### To do:
Copy out each line in the material below that has the word "VISTEON".

┌─ Supplied data

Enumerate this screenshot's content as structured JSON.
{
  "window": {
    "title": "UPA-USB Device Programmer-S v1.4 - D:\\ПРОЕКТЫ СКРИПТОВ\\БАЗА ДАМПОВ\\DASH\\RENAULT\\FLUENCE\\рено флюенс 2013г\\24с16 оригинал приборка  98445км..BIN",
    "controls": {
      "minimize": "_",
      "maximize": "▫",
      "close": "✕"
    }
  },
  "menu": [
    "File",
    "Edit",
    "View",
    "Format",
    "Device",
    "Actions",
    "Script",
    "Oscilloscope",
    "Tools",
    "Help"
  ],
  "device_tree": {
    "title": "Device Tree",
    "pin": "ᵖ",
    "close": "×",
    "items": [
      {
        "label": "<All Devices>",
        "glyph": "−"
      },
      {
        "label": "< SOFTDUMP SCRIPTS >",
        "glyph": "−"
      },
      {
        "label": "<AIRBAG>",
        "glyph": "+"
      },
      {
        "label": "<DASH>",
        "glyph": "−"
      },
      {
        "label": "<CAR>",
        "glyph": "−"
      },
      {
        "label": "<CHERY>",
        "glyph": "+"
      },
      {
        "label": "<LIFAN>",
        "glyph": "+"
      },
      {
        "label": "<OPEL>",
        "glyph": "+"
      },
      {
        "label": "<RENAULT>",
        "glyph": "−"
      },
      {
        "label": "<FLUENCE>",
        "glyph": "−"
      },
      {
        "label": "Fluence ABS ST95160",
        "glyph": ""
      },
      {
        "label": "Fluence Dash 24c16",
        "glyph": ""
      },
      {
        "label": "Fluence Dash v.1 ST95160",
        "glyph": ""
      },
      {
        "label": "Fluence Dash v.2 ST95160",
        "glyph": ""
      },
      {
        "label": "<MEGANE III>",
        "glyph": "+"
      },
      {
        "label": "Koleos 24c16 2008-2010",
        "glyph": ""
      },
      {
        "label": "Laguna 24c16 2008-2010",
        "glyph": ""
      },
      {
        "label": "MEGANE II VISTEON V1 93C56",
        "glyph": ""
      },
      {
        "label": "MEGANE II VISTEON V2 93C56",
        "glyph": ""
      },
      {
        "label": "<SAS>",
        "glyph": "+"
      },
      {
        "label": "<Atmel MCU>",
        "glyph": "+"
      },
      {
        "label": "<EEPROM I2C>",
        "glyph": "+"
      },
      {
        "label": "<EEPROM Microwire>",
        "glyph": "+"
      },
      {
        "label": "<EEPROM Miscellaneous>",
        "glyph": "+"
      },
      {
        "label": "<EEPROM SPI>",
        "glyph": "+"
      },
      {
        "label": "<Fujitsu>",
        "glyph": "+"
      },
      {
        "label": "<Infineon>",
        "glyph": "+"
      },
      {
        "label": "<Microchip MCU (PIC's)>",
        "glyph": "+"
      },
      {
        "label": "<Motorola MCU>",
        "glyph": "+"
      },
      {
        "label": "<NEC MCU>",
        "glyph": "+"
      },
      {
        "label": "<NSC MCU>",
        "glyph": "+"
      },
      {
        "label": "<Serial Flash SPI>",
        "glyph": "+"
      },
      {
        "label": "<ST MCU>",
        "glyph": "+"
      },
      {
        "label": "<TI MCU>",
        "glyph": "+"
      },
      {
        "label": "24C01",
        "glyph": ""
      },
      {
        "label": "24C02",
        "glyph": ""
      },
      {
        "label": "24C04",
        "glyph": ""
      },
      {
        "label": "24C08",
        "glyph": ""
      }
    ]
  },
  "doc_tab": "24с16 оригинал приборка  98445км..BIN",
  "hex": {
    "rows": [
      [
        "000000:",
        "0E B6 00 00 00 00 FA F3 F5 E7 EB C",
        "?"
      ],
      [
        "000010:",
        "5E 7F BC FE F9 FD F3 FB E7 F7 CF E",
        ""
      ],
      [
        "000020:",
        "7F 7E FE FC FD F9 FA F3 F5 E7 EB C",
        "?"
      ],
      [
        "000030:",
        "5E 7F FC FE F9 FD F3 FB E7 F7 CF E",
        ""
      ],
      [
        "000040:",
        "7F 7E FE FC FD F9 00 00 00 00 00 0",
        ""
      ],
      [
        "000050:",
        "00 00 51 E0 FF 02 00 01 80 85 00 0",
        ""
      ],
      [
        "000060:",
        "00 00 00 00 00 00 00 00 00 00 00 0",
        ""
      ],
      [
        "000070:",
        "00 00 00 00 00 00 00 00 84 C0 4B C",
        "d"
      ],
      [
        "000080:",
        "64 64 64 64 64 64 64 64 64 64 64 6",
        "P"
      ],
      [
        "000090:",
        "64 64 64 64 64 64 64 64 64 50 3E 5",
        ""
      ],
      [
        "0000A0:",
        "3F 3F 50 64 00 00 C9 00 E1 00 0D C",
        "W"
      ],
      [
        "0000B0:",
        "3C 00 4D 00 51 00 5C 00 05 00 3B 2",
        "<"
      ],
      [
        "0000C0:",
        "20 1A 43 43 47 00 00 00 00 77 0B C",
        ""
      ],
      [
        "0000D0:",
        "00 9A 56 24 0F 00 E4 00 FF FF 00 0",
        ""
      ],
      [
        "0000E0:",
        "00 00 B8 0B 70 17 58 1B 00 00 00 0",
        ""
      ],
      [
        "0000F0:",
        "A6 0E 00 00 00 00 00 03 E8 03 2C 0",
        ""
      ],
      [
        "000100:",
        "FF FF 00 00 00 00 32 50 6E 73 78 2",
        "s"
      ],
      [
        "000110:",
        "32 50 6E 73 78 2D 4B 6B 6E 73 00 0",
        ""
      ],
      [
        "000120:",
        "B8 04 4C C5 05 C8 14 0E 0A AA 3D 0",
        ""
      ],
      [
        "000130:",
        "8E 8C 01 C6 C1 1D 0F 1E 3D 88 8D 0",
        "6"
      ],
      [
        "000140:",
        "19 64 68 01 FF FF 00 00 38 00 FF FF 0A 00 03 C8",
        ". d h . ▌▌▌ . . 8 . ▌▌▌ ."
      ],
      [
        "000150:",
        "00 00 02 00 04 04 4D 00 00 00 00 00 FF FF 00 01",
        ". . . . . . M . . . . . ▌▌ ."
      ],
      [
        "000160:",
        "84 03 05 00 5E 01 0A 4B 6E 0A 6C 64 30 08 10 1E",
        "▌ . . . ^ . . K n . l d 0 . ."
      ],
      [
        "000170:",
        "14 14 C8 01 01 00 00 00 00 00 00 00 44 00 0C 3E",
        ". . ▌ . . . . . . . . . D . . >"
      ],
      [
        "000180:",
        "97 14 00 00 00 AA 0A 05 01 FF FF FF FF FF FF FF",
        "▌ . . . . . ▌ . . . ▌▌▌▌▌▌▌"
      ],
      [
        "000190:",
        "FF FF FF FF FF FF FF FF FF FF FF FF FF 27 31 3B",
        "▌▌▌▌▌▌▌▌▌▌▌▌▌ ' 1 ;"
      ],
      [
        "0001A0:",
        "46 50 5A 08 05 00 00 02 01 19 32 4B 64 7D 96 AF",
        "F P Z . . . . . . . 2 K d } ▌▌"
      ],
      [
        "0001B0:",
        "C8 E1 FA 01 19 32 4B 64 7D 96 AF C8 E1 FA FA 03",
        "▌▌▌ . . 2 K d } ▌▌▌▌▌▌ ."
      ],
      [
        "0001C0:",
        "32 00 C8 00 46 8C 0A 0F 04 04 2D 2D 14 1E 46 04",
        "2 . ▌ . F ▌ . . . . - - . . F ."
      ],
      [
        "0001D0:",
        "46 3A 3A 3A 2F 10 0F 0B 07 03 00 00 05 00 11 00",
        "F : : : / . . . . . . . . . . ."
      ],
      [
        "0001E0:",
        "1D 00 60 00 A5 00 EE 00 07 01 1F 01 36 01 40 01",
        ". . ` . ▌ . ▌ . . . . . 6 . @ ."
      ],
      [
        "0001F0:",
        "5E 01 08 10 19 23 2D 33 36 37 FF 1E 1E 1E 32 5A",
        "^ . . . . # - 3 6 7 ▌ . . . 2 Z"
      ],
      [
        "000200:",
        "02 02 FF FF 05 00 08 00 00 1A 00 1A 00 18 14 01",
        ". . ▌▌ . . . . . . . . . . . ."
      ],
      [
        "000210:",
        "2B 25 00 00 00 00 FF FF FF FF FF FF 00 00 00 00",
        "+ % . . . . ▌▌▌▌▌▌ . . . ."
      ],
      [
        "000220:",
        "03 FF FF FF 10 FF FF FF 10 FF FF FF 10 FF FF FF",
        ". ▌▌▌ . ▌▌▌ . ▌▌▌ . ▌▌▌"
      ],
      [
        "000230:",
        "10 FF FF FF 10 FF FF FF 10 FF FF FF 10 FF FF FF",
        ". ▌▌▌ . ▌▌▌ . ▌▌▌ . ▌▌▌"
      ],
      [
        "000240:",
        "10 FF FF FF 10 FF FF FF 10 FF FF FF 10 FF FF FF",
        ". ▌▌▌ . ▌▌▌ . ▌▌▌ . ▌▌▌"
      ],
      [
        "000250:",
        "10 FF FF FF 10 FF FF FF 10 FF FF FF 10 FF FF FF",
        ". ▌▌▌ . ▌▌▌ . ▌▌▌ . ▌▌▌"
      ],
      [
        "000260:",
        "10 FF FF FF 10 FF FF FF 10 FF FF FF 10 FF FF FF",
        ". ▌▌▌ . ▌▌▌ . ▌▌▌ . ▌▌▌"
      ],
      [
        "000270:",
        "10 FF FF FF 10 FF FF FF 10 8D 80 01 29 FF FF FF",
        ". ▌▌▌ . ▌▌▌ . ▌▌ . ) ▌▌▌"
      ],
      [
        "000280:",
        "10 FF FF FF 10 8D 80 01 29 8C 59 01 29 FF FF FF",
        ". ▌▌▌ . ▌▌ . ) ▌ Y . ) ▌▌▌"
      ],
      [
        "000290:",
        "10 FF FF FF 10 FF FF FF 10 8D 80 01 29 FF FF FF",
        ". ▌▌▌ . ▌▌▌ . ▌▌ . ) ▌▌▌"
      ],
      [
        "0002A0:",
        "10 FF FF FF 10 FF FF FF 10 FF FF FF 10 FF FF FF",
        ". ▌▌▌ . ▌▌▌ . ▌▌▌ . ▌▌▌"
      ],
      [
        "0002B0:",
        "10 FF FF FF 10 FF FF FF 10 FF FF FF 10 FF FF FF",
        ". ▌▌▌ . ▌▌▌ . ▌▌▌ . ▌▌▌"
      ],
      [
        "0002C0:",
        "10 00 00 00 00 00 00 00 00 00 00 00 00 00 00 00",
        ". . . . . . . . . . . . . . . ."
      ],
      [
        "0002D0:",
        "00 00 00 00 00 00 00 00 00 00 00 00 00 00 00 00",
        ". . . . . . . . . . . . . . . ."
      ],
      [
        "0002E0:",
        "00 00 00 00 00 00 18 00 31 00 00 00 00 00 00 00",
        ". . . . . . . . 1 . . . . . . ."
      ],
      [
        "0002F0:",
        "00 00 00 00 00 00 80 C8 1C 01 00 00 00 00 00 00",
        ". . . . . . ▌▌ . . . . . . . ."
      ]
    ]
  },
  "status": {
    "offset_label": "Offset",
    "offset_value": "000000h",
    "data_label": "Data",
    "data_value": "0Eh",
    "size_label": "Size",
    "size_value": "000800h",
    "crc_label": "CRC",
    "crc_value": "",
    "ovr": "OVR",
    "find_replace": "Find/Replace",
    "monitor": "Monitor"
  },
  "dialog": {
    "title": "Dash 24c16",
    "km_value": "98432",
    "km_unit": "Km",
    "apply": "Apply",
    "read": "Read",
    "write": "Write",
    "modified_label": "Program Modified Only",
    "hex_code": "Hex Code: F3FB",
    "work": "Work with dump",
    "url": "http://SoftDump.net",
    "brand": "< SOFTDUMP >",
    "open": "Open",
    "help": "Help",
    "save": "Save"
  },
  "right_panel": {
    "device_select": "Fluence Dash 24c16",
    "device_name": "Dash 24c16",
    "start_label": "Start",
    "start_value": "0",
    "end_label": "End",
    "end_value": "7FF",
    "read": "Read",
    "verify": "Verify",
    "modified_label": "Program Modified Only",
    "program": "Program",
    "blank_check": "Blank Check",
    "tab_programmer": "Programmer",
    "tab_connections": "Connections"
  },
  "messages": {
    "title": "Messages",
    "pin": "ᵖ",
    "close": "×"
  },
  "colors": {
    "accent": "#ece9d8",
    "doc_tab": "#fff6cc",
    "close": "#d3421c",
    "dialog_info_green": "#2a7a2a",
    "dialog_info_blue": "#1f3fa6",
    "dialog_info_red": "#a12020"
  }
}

└─

### Solved problem:
        "label": "MEGANE II VISTEON V1 93C56",
        "label": "MEGANE II VISTEON V2 93C56",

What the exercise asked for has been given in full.